Noticias

Invirtiendo en los jóvenes – Reducción de daños en Líbano

16 febrero 2012

HCLU, January 29 2012, by Peter Sarosi

When we speak about injecting drugs use and HIV, we rarely pay any attention to the Middle-East. But if you think that injecting drug use is not prevalent in these countries and young people have no access to heroin or amphetamine – you are wrong. Harm Reduction International – the former IHRA – recognized the gap between the picture shown by governments and the reality of the streets when it decided to organize its latest international harm reduction conference in Beirut, Lebanon in April 2011. Our filming crew was there to explore this gap too. We interviewed drug users,

Lebanon is a low prevalence country in relation to HIV and it is one of the most open and liberal countries of the Middle East. Still, we found there is a huge stigma attached to being a drug user and/or living with HIV. This makes it very hard to speak about the risks of infectious diseases or the human rights of people who use drugs. Because of the low rate of testing and counselling, it is even hard to assess the situation. Stigma is a major barrier to access services. When we attended the conference there was only one NGO providing a full range of harm reduction services: SKOUN. They provide sterile injecting equipment, HIV testing and opiate substitution treatment. Methadone maintenance treatment is not legal but Buprenorphine was made legal last year. A big step forward, although the availability is very limited.

* **TASK REQUIREMENTS**
1. Write out everything in the article on harm reduction in Lebanon from "Lebanon is a" down to "is very limited.".
2. Continue the article on harm reduction in Lebanon from the point where it stops.

* **ENTRIES PROVIDED**
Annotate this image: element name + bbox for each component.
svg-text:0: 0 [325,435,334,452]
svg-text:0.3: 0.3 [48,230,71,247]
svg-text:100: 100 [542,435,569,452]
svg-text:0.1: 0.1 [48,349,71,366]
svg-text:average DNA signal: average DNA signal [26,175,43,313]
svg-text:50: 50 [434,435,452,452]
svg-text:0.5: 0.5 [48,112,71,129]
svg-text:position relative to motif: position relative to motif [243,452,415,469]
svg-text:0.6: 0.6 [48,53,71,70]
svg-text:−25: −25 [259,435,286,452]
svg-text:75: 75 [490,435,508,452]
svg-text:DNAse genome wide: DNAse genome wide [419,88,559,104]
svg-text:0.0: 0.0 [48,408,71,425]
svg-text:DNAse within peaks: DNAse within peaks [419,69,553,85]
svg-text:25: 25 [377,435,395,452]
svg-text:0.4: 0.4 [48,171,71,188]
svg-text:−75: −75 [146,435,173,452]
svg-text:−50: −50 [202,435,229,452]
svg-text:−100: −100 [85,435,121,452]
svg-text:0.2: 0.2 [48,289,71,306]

* **RESPONSES PER TASK**
1.
Lebanon is a low prevalence country in relation to HIV and it is one of the most open and liberal countries of the Middle East. Still, we found there is a huge stigma attached to being a drug user and/or living with HIV. This makes it very hard to speak about the risks of infectious diseases or the human rights of people who use drugs. Because of the low rate of testing and counselling, it is even hard to assess the situation. Stigma is a major barrier to access services. When we attended the conference there was only one NGO providing a full range of harm reduction services: SKOUN. They provide sterile injecting equipment, HIV testing and opiate substitution treatment. Methadone maintenance treatment is not legal but Buprenorphine was made legal last year. A big step forward, although the availability is very limited.

2.
In 1998 the drug law was amended, the country turned from an outright criminalization approach to a certain form of medicalization of the problem. There is still a long way for an effective and humane drug policy to be implemented though. Treatment is not available and the human rights of drug users are systematically violated, police officers often torture or rape offenders. To get into a prison in Lebanon often means that you have to wait for years without a trial in an overcrowded cell with 20 or more people. Illegal drugs are more available in prisons than any legal forms of treatment. When we visited a prison in Beirut it happened to be an uprising among prisoners – no surprise! (We made another movie about that.)

When a young activist confronted a chief police officer at the conference and questioned him about police abuse, he simply slapped the girl in the face. This behavior clearly indicates how hard it is to deserve dignity for any young people, not to mention drug users. Will the Arab spring change drug policies for good? We do not know. Our interviewees were optimistic. We think governments should listen to Nadya Mikdashi, the Executive Director of Skoun and invest more in young people in general - and not slap them in the face.